(Dataset records on visual material)

━━━━━━

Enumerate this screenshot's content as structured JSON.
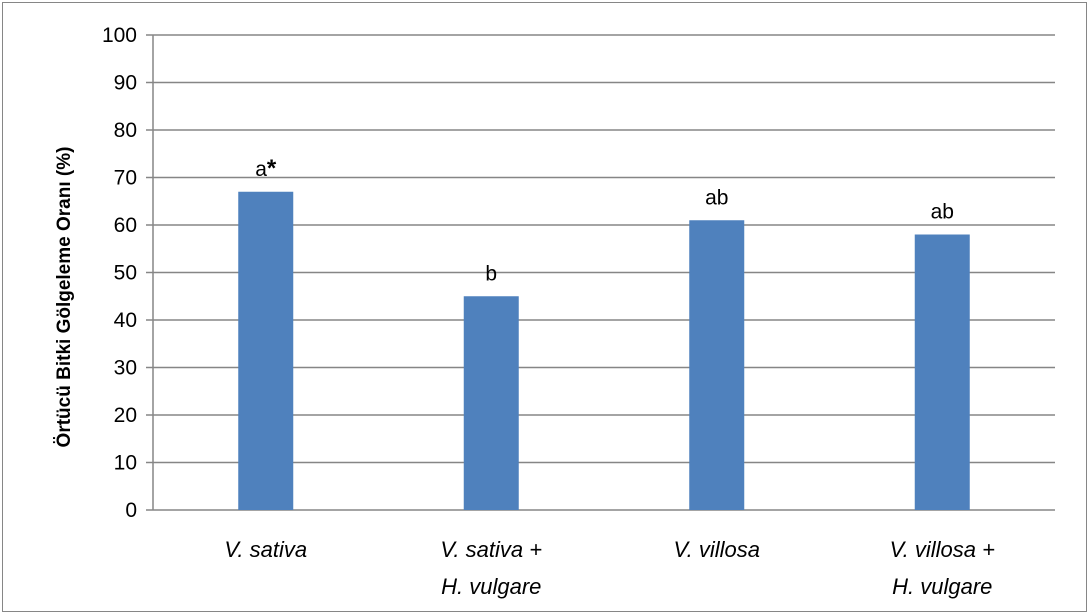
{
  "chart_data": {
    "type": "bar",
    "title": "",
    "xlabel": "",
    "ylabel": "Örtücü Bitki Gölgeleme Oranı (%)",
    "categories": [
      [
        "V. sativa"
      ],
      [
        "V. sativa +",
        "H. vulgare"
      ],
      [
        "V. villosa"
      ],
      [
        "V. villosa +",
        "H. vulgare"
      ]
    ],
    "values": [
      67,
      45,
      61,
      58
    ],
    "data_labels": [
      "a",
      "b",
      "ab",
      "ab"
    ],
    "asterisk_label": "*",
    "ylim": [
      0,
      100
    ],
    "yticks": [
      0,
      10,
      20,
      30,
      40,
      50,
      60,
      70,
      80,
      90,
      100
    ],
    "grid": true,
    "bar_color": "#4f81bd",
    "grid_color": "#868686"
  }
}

━━━━━━

* _TASK PROMPT_
Transcribe every record above exactly, leaving out the pictures.

* _COMPLETE RESPONSE_
Enumerate this screenshot's content as structured JSON.
{
  "chart_data": {
    "type": "bar",
    "title": "",
    "xlabel": "",
    "ylabel": "Örtücü Bitki Gölgeleme Oranı (%)",
    "categories": [
      [
        "V. sativa"
      ],
      [
        "V. sativa +",
        "H. vulgare"
      ],
      [
        "V. villosa"
      ],
      [
        "V. villosa +",
        "H. vulgare"
      ]
    ],
    "values": [
      67,
      45,
      61,
      58
    ],
    "data_labels": [
      "a",
      "b",
      "ab",
      "ab"
    ],
    "asterisk_label": "*",
    "ylim": [
      0,
      100
    ],
    "yticks": [
      0,
      10,
      20,
      30,
      40,
      50,
      60,
      70,
      80,
      90,
      100
    ],
    "grid": true,
    "bar_color": "#4f81bd",
    "grid_color": "#868686"
  }
}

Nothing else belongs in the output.